** WHAT THIS EXERCISE ASKS **
1 - According to the WebPARSEC post, what does WebTorrent allow users of a specific website to do?
2 - Output everything in the WebPARSEC post from "WebPARSEC would act" down to "of the site.".
3 - Write the next part of the WebPARSEC post, continuing from its final sentence.

** EXCERPT PROVIDED **
WebPARSEC [inspired by SAFE-VFS and WebTorrent]

To the best of my understanding, and among many other things, SAFE-VFS allows for two very nifty functions:

#1 - the ability to mount a SafeNet location as a local drive
#2 - the ability to mount a local directory as a safe://my-website.ext

The latter has some interesting implications that has inspired my idea.

If you were to mount /var/www as safe://my-website.ext, this would make a website simultaneously accessible from http://my-website.ext and safe://my-website.ext. For static html websites this would be no issue. For “regular internet functionality” such as PHP or anything that /var/www can deliver, it still should be no issue: seeing as the Safe Web Browser can read http and https every bit as well as the safe:// url syntax. It is the inability for the regular Internet to access any functions requiring safe:// that provides a problem, or rather: AN OPPORTUNITY.

As many of you already know, the beauty of WebTorrent is that it can allow users of a specific website to share their bandwidth with each other. So if for example a bunch of people are simultaneously watching a video on BitChute, everyone currently watching that video is sharing their bandwidth to minimize load on the server, and to maximize bandwidth efficiency for everyone watching. It is a win / win situation. The end user is not required to download or install any software for this to happen.

Now lets take the WebTorrent concept and use it to turn the before mentioned problem into the before mentioned opportunity.

WebPARSEC would act similarly in providing the following functions:

#1 - WebPARSEC would allow for a gateway (however robust or limited) to SafeNet functions for regular Internet users outside of SafeNet
#2 - WebPARSEC would allow regular Internet users to act as temporary SafeNet nodes, sharing their bandwidth with SafeNet as a whole: for as long as they were using the website in question.
#3 - WebPARSEC would allow the regular Internet user to act as a “Mini-Vault” that allows their web cache to store and deliver content chunks to SafeNet users that are simultaneously accessing the site from the SafeNet side of the site.

The regular Internet side of the website would display various details, descriptions and help menus that would explain what is going on and would elaborate on the details of the benefits of joining SafeNet.

Therefore, WebPARSEC would provide the following advantages:

#1 - the soft-sell marketing of SafeNet through positive incentive (plus the fact that SafeNet is free to join doesn’t exactly discourage anyone)
#2 - regular Internet users would be able to provide their bandwidth and resources to SafeNet even if they don’t join, by virtue of simply using a WebPARSEC enabled website

2 Likes

Sorry, but this is not supported. I don’t think it is feasible. You can upload a local directory and publish it as safe://my-website.ext though

1 Like

If I’m understanding his thought process right, if you mounted the save drive as your http web route, your safe content would be shown on http as well. Giving a (albeit static) mirror of your safe site on the clear web.

** EXTRACTED DATA **
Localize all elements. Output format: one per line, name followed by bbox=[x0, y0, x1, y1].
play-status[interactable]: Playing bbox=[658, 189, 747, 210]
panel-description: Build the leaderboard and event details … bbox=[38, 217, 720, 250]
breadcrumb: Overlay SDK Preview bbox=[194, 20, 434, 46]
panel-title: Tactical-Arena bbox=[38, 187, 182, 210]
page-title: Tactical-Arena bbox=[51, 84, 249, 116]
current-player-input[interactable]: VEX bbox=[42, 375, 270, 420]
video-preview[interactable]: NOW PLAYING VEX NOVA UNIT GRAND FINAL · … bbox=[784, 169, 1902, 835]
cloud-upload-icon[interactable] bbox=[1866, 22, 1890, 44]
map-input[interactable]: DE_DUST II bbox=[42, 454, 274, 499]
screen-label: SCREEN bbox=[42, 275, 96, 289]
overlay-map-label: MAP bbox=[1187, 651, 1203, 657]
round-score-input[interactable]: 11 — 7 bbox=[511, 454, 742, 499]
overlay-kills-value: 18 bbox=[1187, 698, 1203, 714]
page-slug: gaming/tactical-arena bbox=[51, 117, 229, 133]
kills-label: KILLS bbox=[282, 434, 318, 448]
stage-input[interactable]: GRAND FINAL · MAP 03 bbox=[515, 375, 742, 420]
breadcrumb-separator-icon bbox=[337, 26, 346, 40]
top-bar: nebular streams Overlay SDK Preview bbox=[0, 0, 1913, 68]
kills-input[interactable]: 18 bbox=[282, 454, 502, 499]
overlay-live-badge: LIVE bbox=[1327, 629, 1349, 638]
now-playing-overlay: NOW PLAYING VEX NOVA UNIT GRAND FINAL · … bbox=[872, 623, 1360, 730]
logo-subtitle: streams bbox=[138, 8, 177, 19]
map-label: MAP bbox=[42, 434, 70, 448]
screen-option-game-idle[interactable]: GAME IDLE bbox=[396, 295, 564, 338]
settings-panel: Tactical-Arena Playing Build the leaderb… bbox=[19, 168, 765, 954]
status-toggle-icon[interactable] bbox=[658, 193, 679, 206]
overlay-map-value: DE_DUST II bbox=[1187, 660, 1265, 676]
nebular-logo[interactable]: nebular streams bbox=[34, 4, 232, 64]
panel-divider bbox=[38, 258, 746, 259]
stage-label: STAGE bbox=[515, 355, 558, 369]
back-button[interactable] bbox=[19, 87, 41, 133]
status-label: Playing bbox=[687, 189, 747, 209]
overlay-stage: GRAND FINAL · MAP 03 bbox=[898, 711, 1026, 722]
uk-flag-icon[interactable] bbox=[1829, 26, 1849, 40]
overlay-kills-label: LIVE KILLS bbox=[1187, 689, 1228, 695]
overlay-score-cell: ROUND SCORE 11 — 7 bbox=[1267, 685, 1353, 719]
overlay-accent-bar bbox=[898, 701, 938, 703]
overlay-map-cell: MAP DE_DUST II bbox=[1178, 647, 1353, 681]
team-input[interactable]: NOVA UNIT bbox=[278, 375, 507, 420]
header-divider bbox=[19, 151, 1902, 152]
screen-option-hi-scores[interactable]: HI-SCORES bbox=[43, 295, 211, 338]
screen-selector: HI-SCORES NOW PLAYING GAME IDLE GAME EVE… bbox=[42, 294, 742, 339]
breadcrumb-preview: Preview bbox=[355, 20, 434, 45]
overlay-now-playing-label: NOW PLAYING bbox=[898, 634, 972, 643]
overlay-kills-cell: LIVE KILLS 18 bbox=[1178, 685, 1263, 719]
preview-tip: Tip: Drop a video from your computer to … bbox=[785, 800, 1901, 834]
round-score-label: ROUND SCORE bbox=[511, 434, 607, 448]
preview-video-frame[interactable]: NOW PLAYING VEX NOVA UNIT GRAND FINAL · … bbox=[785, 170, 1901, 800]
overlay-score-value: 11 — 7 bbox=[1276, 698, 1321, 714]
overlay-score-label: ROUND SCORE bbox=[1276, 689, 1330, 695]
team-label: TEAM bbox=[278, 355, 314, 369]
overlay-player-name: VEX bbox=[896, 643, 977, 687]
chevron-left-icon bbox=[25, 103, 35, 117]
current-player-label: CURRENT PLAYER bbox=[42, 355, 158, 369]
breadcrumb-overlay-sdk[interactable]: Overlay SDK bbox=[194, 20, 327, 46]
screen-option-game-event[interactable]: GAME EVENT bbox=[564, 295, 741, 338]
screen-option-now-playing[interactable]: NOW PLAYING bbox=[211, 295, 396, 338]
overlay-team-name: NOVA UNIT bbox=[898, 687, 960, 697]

** RESULTS FOR THE EXERCISE **
1 - It allows them to share their bandwidth with each other.

2 -
WebPARSEC would act similarly in providing the following functions:

#1 - WebPARSEC would allow for a gateway (however robust or limited) to SafeNet functions for regular Internet users outside of SafeNet
#2 - WebPARSEC would allow regular Internet users to act as temporary SafeNet nodes, sharing their bandwidth with SafeNet as a whole: for as long as they were using the website in question.
#3 - WebPARSEC would allow the regular Internet user to act as a “Mini-Vault” that allows their web cache to store and deliver content chunks to SafeNet users that are simultaneously accessing the site from the SafeNet side of the site.

3 -
Edit: looking at it again, it is phrased as you interpreted it. Maybe he can clarify.

2 Likes

WebTorrent sounds interesting and I’ll be looking into it to try and understand this idea better. Does anyone have any useful reference links?

2 Likes

I think it would be feasible if the machine was also a vault. I can understand why it would not be feasible if the machine was not a vault. But if the machine was a vault, then it could upload the directory to itself.

We must keep in mind that not all feature ideas that people come up with are going to be universally supported by all SafeNet users. Some features absolutely will have certain minimum requirements. In this case, being a vault would be a minimum requirement. I personally think that running a safe://my-website.ext should REQUIRE being a vault, until the network is large enough.

This is just the same solution - uploading - a vault can’t bypass the way the network does this just because its a vault. So there would need to be a user account, and the upload would cost PUTS (so just like uploading any website to SAFE).

4 Likes

Well, I did provide one useful reference link. BitChute is a site that uses the WebTorrent technology. Minds is another.

But if you need more direct examples in the form of specific videos and the direct link to the WebTorrent project itself:

An example of a BitChute video which uses the WebTorrent technology.

An example of a Minds video that uses the WebTorrent technology.

WebTorrent project, FAQ direct link.

Hope that helps! :slight_smile:

1 Like

Well, thats alright. Just because it will have to work a particular way, doesn’t mean its not workable at all. Just means it will have to work however it has to work.